#### [BRIEF]
In the entries below, count every line containing "amount". Reply with the number alone.

• • • • • • •

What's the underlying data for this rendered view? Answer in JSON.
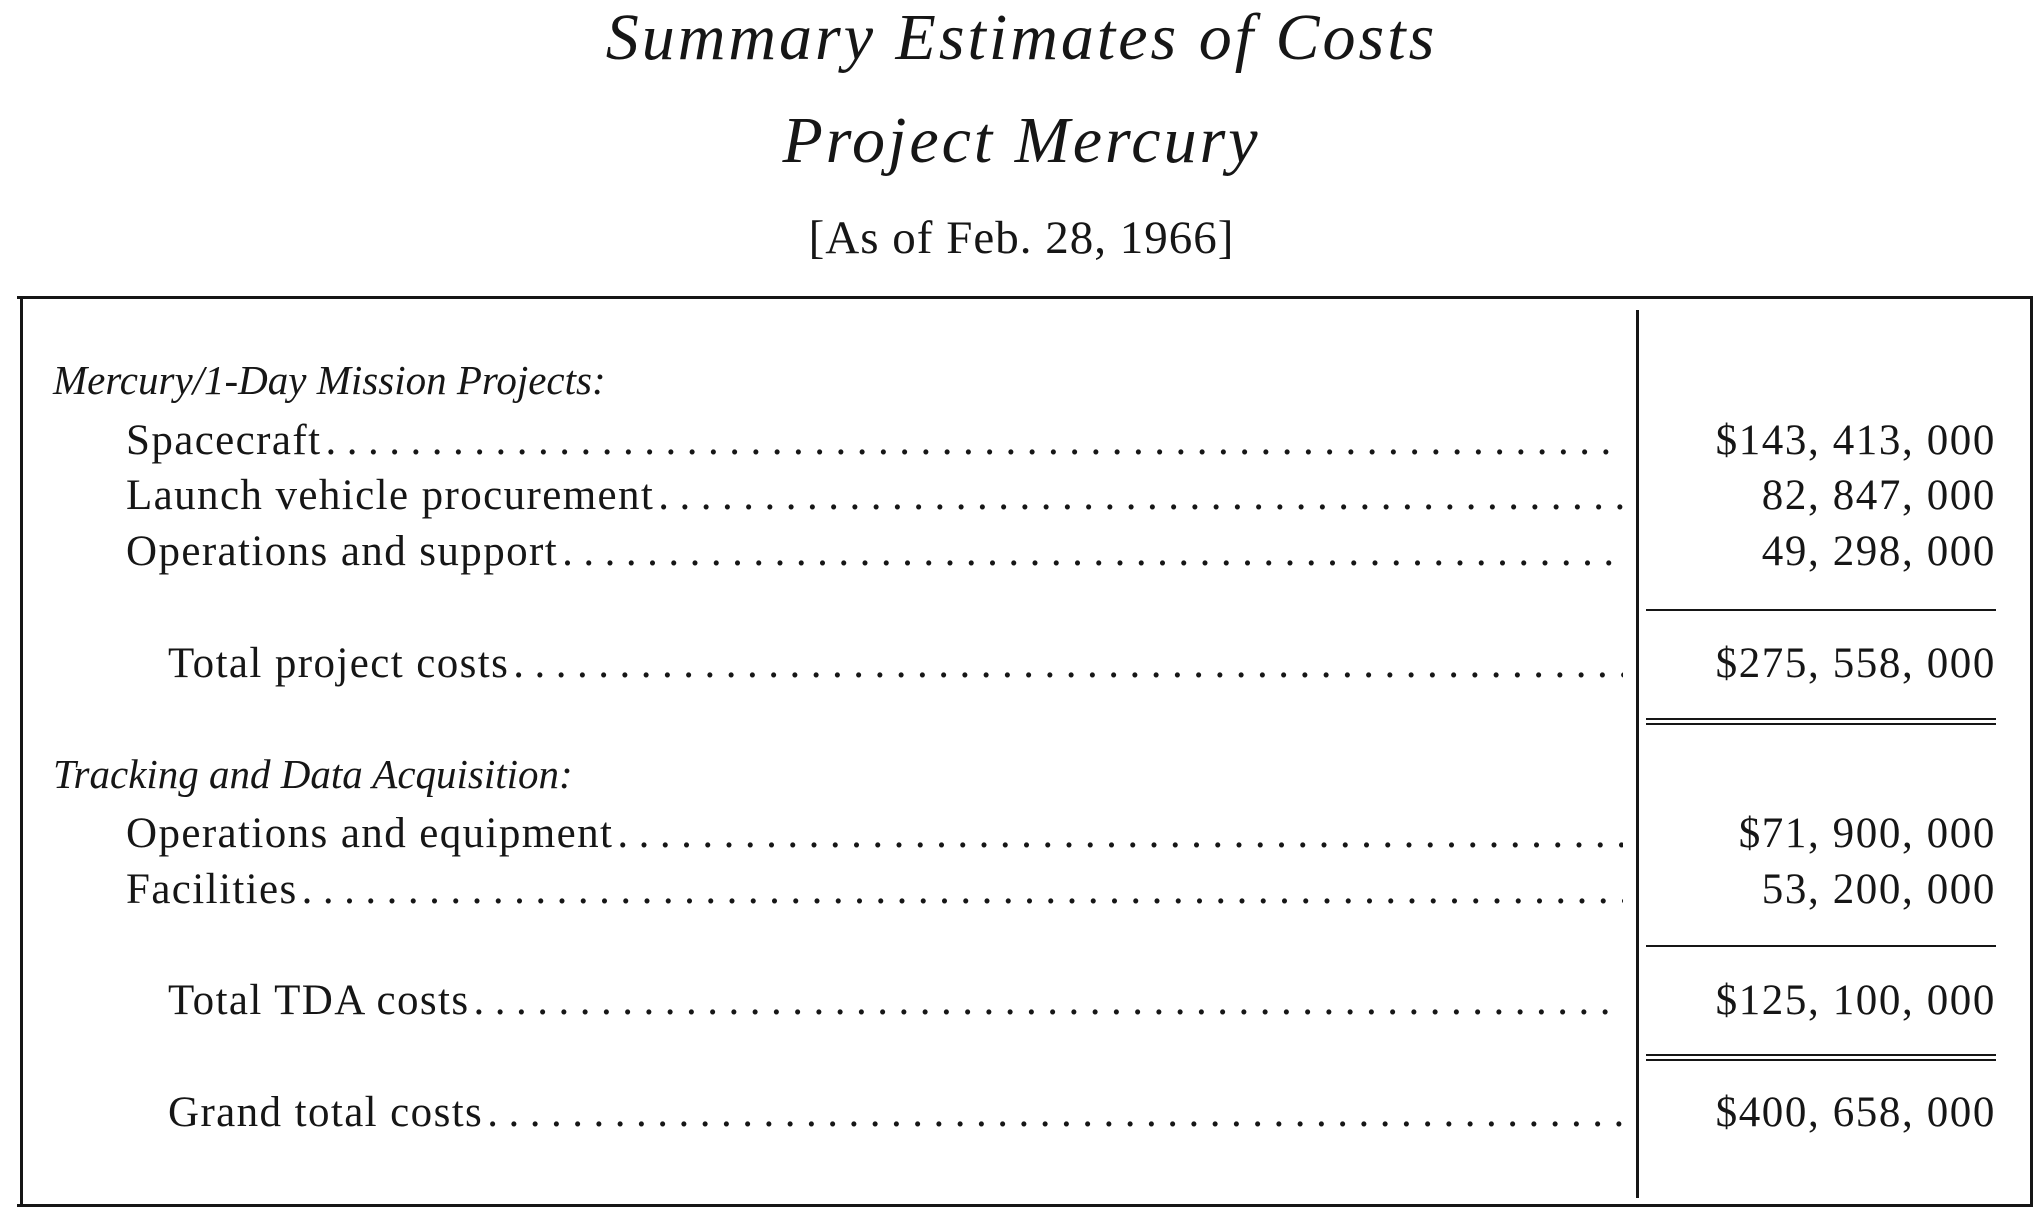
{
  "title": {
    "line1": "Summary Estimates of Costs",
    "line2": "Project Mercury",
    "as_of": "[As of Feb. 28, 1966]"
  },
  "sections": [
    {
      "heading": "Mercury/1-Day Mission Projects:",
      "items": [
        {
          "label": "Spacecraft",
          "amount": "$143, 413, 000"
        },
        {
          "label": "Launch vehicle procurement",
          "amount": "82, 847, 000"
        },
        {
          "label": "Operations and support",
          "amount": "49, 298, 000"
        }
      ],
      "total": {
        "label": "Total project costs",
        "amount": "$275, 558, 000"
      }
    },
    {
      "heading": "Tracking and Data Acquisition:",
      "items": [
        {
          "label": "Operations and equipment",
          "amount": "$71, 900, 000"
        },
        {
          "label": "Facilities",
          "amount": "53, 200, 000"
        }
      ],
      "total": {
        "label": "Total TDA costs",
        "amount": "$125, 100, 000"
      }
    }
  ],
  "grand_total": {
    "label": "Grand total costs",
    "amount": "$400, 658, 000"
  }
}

• • • • • • •

#### [WRITTEN ANSWER]
8